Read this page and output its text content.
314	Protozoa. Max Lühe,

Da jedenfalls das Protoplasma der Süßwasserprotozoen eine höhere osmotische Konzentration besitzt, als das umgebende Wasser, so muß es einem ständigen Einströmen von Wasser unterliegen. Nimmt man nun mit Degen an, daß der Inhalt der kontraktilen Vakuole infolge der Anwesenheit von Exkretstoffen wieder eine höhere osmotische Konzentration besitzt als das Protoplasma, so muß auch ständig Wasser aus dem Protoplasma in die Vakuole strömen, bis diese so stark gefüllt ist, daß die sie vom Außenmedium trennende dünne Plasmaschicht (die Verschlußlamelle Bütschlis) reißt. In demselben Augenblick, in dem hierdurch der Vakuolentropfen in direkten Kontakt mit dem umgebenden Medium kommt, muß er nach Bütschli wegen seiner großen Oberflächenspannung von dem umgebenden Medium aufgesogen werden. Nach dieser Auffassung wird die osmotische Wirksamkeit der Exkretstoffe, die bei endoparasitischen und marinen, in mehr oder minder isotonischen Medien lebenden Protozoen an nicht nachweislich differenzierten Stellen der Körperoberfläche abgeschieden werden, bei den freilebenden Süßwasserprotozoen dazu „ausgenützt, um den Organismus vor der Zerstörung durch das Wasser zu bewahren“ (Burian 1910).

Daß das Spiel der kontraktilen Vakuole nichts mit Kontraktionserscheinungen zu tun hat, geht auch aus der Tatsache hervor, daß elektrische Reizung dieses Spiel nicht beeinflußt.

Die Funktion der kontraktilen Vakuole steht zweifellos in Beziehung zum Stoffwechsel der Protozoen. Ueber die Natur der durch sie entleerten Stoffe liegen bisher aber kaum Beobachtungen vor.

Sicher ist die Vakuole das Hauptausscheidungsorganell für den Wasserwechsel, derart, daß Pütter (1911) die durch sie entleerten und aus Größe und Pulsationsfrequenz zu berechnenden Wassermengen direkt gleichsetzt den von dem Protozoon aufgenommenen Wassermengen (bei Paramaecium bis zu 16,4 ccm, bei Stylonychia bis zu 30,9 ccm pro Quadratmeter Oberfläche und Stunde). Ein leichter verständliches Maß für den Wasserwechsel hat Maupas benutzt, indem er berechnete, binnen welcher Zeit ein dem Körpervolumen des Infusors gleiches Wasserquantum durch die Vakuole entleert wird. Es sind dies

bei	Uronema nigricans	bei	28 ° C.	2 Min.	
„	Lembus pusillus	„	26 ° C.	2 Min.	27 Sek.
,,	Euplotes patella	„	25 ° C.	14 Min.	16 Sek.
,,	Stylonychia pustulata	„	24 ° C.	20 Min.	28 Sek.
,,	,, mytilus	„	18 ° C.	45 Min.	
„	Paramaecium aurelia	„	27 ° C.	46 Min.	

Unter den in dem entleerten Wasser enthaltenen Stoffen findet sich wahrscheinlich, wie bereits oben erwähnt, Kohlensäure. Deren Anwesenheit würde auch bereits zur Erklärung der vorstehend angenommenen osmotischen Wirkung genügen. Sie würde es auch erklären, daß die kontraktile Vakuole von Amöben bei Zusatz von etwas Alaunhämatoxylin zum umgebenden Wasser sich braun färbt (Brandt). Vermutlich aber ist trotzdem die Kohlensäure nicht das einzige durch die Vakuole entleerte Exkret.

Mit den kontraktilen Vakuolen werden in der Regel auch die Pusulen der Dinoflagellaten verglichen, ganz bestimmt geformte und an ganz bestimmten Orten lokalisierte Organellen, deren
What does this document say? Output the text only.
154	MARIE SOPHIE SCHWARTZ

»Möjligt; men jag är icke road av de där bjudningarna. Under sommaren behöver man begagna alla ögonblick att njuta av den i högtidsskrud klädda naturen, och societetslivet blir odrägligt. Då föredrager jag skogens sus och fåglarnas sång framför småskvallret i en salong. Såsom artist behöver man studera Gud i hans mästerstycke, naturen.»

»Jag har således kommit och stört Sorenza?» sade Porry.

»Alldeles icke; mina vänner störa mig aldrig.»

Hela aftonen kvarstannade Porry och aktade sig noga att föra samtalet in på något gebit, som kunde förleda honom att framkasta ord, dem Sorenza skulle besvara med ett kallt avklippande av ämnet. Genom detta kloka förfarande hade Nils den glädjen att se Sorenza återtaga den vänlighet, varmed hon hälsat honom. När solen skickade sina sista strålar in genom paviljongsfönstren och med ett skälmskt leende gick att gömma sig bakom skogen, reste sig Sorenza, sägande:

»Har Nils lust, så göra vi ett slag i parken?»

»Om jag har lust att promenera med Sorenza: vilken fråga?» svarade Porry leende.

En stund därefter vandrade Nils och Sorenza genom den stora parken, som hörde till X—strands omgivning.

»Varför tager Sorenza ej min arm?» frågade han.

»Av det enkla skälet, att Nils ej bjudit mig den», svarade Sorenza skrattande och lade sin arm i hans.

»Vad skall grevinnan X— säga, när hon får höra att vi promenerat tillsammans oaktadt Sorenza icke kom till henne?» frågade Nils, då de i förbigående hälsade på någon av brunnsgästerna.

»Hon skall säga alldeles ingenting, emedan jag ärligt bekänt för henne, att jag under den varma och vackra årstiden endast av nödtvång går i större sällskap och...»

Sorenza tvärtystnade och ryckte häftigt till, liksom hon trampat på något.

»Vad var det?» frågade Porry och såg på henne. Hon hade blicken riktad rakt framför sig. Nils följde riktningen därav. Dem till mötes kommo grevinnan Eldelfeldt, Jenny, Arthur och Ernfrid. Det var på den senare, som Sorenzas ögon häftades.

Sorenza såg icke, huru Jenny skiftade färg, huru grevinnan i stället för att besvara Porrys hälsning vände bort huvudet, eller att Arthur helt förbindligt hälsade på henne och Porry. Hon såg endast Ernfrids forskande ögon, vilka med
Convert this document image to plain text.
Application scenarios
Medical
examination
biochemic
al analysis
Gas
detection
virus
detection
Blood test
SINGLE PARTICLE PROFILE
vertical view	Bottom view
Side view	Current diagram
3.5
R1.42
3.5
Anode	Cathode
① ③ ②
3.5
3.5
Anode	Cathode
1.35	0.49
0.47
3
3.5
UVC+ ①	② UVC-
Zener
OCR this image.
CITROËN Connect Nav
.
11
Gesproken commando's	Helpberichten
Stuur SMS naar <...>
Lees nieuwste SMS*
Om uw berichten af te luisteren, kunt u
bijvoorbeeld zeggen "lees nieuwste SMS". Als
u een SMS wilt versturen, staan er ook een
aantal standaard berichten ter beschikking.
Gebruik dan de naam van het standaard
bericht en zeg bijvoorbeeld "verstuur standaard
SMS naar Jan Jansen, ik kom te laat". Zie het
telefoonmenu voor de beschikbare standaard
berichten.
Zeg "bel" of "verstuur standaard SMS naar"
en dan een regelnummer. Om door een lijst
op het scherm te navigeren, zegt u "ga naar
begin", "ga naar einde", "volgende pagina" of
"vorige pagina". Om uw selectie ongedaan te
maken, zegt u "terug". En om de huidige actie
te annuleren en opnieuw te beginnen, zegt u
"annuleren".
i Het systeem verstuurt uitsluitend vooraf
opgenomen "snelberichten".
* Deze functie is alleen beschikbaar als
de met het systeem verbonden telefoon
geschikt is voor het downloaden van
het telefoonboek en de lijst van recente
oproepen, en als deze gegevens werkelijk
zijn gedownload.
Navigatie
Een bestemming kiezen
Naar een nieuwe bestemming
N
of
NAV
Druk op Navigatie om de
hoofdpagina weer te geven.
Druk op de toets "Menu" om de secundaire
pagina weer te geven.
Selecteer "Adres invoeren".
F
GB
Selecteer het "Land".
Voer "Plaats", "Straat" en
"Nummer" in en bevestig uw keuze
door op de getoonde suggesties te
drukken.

## Brief
Copy each line from the data above that includes "till".

## Response box
En stund därefter vandrade Nils och Sorenza genom den stora parken, som hörde till X—strands omgivning.
»Vad skall grevinnan X— säga, när hon får höra att vi promenerat tillsammans oaktadt Sorenza icke kom till henne?» frågade Nils, då de i förbigående hälsade på någon av brunnsgästerna.
Sorenza tvärtystnade och ryckte häftigt till, liksom hon trampat på något.
»Vad var det?» frågade Porry och såg på henne. Hon hade blicken riktad rakt framför sig. Nils följde riktningen därav. Dem till mötes kommo grevinnan Eldelfeldt, Jenny, Arthur och Ernfrid. Det var på den senare, som Sorenzas ögon häftades.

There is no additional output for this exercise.